**Exercise description:** Each line that holds the word "carregamento" counts once; give the total for the records below and nothing else.

## BEGIN

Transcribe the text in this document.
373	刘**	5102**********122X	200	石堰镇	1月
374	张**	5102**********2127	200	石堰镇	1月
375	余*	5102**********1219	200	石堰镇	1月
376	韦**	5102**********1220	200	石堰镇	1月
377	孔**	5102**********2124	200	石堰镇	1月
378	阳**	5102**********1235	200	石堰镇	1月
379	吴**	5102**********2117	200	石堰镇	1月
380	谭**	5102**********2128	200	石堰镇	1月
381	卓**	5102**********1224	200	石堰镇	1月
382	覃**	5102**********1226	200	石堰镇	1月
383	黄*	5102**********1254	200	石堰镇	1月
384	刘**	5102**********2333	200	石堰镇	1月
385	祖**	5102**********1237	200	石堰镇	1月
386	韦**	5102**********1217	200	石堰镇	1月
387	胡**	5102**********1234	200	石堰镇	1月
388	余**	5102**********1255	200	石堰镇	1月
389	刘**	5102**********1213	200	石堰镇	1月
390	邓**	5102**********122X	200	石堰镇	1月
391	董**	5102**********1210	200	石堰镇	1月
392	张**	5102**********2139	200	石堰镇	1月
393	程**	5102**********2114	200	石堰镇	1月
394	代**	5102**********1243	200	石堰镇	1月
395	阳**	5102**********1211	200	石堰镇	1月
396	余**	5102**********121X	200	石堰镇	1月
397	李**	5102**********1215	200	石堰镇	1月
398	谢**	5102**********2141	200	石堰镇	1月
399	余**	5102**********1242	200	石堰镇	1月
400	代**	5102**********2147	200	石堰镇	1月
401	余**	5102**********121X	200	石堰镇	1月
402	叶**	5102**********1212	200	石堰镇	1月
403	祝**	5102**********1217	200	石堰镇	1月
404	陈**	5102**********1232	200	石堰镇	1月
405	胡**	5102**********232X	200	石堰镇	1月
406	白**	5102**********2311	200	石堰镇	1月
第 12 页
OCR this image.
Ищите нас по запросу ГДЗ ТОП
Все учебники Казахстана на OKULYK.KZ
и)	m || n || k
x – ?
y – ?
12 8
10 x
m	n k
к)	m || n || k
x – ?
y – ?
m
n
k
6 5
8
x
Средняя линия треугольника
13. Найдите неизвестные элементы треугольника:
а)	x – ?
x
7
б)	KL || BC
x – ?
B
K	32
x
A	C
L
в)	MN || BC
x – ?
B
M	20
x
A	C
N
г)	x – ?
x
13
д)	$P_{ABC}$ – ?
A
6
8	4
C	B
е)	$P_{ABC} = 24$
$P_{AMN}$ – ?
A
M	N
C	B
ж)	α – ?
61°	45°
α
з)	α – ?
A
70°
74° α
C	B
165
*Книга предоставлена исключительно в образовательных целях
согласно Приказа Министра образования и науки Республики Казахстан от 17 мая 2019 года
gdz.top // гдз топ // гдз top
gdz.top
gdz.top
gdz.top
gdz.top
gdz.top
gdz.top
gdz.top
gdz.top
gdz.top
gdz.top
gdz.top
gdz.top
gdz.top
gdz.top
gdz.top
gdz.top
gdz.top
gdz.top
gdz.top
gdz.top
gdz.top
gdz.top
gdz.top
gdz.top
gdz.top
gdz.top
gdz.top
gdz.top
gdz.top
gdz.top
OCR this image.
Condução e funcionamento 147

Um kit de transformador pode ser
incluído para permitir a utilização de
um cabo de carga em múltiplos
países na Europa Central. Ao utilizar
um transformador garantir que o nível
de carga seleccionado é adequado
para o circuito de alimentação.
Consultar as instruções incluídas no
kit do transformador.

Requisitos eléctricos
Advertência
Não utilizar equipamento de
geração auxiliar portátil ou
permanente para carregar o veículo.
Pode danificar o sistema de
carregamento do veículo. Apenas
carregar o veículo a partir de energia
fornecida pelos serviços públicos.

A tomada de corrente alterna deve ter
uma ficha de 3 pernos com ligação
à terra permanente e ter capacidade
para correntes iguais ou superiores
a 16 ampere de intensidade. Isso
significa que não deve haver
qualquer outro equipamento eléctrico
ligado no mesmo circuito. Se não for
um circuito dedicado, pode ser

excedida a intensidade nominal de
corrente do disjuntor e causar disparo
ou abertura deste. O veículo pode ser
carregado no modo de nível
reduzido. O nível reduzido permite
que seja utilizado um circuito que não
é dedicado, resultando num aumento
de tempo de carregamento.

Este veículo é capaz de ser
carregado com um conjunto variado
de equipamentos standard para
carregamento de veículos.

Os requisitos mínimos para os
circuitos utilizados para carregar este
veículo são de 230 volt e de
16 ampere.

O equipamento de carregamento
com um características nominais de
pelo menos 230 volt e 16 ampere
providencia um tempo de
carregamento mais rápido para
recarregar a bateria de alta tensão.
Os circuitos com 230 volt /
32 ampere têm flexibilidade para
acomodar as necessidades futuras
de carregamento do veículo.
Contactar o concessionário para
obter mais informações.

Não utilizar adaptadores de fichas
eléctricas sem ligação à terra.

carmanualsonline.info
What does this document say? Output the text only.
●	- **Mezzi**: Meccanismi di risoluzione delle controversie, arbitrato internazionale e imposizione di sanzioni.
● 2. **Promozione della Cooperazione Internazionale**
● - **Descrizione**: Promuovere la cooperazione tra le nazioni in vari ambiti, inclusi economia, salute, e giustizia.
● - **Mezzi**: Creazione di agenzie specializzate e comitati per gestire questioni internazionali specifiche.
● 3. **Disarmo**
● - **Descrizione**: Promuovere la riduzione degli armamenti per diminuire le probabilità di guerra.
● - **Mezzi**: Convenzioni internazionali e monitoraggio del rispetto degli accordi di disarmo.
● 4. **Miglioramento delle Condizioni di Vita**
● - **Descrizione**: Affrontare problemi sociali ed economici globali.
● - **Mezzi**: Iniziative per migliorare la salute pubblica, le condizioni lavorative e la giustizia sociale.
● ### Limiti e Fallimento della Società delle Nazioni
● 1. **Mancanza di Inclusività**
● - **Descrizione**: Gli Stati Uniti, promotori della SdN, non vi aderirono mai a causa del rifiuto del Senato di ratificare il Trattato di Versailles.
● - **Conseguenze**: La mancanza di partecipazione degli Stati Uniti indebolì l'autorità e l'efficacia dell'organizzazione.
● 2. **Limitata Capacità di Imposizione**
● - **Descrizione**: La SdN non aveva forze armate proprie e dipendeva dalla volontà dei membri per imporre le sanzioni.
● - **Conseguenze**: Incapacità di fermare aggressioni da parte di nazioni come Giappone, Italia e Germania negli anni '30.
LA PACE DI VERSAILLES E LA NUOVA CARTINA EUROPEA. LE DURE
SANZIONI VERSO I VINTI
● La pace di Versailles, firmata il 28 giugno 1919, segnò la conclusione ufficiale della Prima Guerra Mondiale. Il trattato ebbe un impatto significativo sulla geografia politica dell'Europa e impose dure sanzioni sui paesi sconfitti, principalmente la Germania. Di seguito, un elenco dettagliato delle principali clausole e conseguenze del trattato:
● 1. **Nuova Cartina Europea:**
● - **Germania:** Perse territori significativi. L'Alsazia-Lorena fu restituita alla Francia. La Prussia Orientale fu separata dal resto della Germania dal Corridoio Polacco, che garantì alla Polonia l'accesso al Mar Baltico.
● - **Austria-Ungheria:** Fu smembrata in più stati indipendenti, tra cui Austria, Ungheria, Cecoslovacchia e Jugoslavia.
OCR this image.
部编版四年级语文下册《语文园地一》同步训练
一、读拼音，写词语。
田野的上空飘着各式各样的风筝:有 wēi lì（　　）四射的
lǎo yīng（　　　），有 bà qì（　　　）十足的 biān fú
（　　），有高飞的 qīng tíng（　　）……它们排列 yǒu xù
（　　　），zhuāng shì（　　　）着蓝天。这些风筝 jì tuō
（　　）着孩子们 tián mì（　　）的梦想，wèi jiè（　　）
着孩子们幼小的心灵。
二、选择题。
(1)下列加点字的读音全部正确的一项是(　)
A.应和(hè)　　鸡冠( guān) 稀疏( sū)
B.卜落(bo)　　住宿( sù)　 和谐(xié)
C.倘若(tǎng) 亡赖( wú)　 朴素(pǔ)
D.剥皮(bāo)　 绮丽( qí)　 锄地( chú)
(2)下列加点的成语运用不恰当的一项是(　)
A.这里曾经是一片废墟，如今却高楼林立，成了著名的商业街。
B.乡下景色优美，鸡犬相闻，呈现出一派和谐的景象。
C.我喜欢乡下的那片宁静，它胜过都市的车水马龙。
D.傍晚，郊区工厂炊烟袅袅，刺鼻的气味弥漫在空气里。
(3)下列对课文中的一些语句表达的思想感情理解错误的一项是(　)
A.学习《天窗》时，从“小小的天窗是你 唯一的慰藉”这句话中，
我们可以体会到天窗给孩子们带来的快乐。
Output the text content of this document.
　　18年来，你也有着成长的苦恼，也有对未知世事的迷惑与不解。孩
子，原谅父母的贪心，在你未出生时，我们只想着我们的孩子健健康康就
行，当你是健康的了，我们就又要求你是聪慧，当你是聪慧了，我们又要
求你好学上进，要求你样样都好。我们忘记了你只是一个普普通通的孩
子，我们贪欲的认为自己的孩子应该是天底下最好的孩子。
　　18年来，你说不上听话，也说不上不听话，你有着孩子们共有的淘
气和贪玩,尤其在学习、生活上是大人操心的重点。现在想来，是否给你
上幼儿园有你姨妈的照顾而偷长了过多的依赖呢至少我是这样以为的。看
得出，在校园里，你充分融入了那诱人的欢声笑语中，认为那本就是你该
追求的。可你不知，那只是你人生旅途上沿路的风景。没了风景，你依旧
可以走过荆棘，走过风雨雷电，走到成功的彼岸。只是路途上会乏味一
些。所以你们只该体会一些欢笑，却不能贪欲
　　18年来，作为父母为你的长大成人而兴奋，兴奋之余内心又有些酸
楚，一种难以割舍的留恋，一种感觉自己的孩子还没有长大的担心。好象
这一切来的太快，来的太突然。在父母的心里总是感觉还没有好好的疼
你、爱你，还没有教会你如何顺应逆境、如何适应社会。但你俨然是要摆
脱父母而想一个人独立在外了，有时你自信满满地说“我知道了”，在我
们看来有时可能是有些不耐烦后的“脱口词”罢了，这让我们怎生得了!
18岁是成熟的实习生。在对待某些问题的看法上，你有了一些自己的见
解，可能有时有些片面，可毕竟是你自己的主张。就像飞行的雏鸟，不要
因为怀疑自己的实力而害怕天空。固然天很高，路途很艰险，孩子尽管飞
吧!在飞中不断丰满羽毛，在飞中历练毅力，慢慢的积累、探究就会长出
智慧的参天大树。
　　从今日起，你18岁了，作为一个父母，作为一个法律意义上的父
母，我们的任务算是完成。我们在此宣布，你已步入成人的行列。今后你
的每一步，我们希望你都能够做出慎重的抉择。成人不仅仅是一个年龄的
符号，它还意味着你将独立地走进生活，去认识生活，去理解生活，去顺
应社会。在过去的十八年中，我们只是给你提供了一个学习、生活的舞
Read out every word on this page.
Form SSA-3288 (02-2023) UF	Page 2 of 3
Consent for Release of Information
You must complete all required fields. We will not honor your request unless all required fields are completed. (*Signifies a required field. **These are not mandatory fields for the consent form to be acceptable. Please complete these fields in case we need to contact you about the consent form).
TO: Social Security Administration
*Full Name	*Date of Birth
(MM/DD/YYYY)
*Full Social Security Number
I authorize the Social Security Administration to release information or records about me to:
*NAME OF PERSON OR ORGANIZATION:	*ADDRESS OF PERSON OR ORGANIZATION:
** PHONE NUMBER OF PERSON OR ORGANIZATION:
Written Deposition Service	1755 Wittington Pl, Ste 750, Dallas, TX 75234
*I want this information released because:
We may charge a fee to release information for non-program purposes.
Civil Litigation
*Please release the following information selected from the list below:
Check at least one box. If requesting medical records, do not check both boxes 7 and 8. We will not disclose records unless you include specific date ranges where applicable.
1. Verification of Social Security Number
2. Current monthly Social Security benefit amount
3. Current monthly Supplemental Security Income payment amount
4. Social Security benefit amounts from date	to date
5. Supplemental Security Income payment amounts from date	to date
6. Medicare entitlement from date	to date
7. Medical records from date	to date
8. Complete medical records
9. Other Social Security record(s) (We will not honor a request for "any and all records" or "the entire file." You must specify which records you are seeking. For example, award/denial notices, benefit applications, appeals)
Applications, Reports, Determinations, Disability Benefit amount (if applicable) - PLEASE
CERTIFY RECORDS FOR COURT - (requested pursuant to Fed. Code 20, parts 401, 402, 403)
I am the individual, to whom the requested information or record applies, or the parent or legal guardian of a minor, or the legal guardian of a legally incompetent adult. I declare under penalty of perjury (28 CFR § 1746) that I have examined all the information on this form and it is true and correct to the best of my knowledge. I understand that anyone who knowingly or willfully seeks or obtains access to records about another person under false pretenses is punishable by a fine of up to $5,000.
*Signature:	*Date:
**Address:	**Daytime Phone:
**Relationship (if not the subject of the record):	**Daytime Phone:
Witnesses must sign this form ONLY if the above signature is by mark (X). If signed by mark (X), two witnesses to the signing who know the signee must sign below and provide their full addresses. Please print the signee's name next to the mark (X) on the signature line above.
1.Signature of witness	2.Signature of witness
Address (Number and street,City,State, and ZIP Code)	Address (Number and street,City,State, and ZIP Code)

## END

**The response:** 6